(Written task): Copy out each line that mentions the word "Enables".

(Stored data)
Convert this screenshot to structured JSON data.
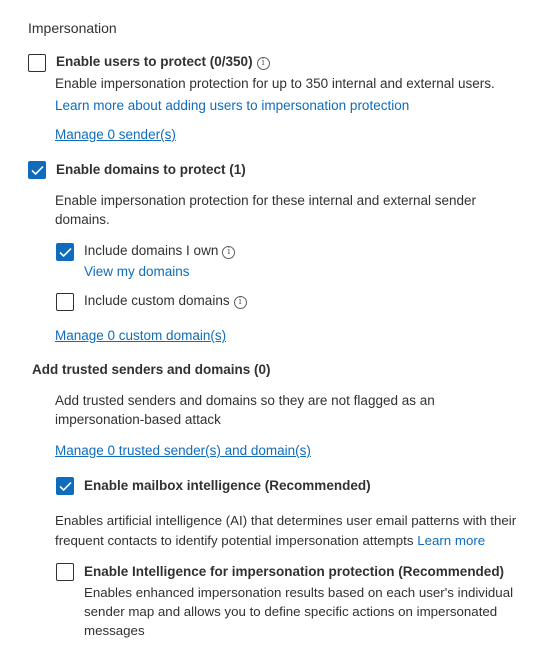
{
  "section_title": "Impersonation",
  "users": {
    "label": "Enable users to protect (0/350)",
    "checked": false,
    "description": "Enable impersonation protection for up to 350 internal and external users.",
    "learn_link": "Learn more about adding users to impersonation protection",
    "manage_link": "Manage 0 sender(s)"
  },
  "domains": {
    "label": "Enable domains to protect (1)",
    "checked": true,
    "description": "Enable impersonation protection for these internal and external sender domains.",
    "include_own": {
      "label": "Include domains I own",
      "checked": true,
      "link": "View my domains"
    },
    "include_custom": {
      "label": "Include custom domains",
      "checked": false
    },
    "manage_link": "Manage 0 custom domain(s)"
  },
  "trusted": {
    "heading": "Add trusted senders and domains (0)",
    "description": "Add trusted senders and domains so they are not flagged as an impersonation-based attack",
    "manage_link": "Manage 0 trusted sender(s) and domain(s)"
  },
  "mailbox_intelligence": {
    "label": "Enable mailbox intelligence (Recommended)",
    "checked": true,
    "description": "Enables artificial intelligence (AI) that determines user email patterns with their frequent contacts to identify potential impersonation attempts",
    "learn_more": "Learn more"
  },
  "intelligence_protection": {
    "label": "Enable Intelligence for impersonation protection (Recommended)",
    "checked": false,
    "description": "Enables enhanced impersonation results based on each user's individual sender map and allows you to define specific actions on impersonated messages"
  },
  "colors": {
    "accent": "#0f6cbd",
    "text": "#323130"
  },
  "icons": {
    "info": "info-icon",
    "check": "checkmark-icon"
  }
}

(Written response):
    "description": "Enables artificial intelligence (AI) that determines user email patterns with their frequent contacts to identify potential impersonation attempts",
    "description": "Enables enhanced impersonation results based on each user's individual sender map and allows you to define specific actions on impersonated messages"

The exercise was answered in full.